▶ WHAT IS BEING ASKED:
Check each line of the records for "Marshal"; collect those that have it.

(Extracted records)
◇ ◇ ◇ ◇ ◇ ◇ ◇

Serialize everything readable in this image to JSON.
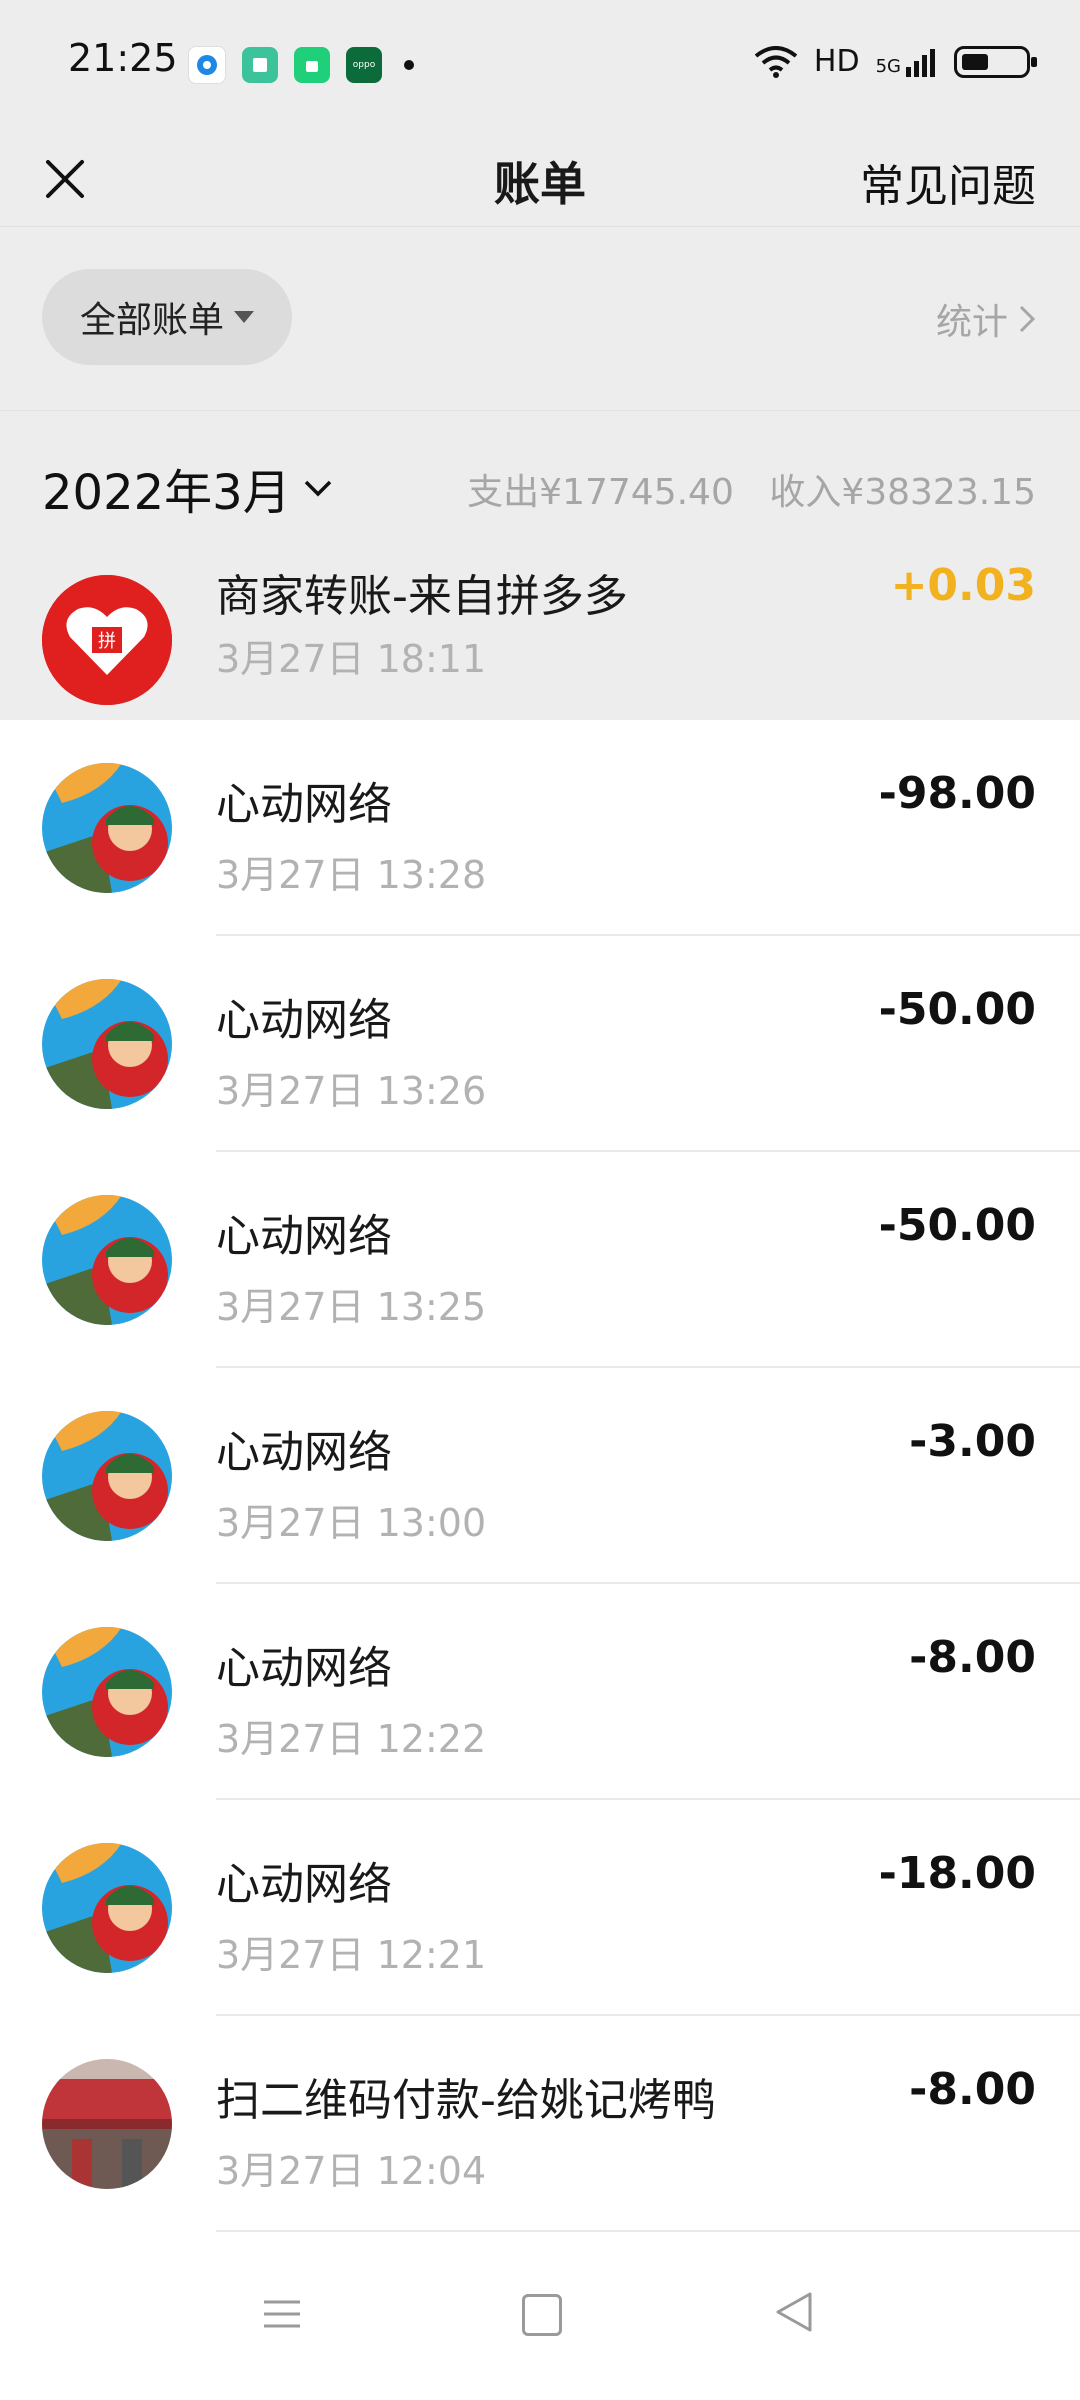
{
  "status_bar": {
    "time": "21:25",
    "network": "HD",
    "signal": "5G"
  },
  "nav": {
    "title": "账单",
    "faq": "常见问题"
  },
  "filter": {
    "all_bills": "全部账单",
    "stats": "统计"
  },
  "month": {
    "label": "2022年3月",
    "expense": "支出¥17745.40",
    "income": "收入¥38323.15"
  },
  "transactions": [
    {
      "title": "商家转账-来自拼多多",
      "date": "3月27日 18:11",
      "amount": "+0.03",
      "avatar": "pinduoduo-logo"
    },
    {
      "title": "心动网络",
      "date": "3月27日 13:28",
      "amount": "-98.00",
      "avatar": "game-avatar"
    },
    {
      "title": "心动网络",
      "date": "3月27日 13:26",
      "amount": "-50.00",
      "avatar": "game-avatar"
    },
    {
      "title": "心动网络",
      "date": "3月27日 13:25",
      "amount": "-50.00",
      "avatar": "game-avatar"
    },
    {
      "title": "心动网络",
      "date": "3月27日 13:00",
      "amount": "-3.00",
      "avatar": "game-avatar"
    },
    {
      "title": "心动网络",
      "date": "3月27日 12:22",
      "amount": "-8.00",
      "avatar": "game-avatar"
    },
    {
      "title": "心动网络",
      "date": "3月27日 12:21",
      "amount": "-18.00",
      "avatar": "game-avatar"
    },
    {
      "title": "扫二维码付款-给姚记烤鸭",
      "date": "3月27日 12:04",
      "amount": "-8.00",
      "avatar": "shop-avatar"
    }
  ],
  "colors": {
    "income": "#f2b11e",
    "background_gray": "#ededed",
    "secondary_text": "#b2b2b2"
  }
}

◇ ◇ ◇ ◇ ◇ ◇ ◇

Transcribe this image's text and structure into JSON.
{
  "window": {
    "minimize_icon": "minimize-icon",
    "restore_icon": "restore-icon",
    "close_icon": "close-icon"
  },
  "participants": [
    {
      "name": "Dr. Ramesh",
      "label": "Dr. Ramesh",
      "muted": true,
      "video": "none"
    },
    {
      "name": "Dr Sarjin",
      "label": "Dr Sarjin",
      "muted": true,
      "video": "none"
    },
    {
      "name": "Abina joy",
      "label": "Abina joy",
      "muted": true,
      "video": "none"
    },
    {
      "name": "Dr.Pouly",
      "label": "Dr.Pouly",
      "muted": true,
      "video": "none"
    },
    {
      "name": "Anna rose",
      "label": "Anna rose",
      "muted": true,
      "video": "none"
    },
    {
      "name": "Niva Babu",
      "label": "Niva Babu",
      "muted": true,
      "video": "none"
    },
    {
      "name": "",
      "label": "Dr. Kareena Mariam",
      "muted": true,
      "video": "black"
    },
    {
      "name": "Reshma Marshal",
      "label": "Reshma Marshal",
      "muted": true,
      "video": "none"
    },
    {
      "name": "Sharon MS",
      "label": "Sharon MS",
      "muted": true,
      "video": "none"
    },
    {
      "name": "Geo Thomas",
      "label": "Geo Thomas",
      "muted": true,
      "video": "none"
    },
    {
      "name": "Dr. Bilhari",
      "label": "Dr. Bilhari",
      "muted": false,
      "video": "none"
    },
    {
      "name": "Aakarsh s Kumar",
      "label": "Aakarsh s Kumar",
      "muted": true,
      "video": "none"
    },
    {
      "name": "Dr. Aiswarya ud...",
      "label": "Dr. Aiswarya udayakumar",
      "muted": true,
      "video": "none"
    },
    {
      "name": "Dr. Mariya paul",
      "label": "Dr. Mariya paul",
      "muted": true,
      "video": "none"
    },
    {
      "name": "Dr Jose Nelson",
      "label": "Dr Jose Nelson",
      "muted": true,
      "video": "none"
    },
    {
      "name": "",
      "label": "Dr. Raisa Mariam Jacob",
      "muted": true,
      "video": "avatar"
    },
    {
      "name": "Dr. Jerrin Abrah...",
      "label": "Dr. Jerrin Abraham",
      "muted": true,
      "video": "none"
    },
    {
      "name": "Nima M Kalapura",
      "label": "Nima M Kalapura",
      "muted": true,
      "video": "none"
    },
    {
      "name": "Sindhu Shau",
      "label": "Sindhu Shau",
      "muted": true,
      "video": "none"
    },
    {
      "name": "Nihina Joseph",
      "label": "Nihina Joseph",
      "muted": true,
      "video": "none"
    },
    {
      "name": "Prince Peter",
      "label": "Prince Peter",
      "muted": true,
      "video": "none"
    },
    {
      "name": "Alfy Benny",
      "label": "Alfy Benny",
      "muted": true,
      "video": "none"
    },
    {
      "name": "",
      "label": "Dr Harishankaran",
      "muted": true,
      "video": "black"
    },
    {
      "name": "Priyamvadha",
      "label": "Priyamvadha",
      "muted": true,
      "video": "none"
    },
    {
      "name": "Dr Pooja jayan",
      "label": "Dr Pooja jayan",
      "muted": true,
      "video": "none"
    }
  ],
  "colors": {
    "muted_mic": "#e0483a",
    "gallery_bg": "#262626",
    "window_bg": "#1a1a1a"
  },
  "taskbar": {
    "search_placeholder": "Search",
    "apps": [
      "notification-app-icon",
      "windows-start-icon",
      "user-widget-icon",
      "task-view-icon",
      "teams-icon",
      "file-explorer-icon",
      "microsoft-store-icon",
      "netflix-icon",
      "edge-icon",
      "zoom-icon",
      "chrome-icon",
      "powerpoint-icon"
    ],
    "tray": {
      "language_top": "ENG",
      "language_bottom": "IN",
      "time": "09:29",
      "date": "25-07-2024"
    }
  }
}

◇ ◇ ◇ ◇ ◇ ◇ ◇

▶ SOLUTION BELOW:
      "name": "Reshma Marshal",
      "label": "Reshma Marshal",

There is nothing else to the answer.